#### WHAT YOU ARE ASKED TO DO:
Gather every line holding the string "TOGAsmbb".

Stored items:
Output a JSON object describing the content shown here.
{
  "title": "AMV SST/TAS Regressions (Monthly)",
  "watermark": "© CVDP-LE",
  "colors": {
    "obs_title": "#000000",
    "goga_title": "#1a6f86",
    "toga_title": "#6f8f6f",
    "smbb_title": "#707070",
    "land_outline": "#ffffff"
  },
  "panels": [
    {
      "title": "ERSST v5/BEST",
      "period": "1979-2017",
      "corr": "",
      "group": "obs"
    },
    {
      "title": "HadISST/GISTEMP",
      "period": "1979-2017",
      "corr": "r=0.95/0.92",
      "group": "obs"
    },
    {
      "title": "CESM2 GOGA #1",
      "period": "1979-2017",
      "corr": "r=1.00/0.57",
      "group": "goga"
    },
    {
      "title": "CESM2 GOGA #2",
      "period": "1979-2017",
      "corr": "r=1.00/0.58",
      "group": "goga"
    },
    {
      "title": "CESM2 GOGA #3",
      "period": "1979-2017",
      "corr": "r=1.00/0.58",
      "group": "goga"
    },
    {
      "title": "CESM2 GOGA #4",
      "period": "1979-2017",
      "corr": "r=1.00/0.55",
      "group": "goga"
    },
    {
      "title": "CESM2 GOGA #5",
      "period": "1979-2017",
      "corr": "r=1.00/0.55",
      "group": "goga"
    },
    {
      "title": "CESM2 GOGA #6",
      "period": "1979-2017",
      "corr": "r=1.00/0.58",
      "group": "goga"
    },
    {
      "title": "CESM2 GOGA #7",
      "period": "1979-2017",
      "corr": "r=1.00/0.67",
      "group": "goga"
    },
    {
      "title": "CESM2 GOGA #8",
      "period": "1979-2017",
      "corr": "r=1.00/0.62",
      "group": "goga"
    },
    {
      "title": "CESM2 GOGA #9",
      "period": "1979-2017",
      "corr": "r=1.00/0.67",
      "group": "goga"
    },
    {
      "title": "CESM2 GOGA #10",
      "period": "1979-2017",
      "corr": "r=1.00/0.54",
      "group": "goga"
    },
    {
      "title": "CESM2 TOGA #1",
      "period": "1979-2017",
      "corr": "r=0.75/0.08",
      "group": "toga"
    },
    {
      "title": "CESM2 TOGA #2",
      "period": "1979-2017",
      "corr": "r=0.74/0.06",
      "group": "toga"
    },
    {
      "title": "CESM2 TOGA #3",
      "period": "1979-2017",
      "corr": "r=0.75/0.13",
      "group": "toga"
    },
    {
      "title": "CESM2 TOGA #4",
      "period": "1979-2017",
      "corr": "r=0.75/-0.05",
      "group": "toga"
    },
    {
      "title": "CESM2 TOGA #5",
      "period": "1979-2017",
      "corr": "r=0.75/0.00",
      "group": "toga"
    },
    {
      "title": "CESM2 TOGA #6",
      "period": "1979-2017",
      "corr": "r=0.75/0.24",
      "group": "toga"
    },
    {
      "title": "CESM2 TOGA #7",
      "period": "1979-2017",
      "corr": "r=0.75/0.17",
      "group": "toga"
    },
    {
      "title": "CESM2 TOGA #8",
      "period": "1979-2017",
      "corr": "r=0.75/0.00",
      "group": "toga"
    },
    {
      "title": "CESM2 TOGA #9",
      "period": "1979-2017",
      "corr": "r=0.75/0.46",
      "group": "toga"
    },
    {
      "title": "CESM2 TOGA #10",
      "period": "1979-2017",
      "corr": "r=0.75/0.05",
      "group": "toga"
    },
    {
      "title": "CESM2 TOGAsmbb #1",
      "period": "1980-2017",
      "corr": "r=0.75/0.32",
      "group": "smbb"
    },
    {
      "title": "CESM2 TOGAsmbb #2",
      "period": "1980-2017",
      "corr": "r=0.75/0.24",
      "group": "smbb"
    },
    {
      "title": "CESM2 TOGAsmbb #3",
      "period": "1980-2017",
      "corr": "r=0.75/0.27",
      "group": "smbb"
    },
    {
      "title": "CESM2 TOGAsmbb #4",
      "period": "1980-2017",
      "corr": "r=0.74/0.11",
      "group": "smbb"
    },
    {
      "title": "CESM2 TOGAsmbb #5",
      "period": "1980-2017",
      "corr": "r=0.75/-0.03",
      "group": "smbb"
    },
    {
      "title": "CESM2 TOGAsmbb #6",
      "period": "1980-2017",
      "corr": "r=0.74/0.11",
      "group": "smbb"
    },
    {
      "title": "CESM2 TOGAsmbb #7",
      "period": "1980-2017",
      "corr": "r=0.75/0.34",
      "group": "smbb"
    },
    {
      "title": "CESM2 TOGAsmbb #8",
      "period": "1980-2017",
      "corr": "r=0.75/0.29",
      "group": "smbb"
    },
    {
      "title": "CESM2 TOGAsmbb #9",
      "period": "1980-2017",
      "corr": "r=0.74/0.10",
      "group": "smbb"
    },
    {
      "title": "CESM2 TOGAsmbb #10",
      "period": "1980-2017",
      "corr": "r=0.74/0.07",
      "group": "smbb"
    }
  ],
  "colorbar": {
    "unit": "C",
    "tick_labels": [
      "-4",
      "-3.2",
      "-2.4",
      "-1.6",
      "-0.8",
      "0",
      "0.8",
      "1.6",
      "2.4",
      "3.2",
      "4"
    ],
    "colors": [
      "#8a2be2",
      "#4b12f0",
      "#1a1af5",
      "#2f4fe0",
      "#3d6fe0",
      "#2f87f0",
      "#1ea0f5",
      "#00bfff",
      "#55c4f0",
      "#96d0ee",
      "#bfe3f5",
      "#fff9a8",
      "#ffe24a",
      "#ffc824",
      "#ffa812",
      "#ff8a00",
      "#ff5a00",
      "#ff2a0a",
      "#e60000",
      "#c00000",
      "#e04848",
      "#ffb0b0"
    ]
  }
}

#### EXPECTED ANSWER:
      "title": "CESM2 TOGAsmbb #1",
      "title": "CESM2 TOGAsmbb #2",
      "title": "CESM2 TOGAsmbb #3",
      "title": "CESM2 TOGAsmbb #4",
      "title": "CESM2 TOGAsmbb #5",
      "title": "CESM2 TOGAsmbb #6",
      "title": "CESM2 TOGAsmbb #7",
      "title": "CESM2 TOGAsmbb #8",
      "title": "CESM2 TOGAsmbb #9",
      "title": "CESM2 TOGAsmbb #10",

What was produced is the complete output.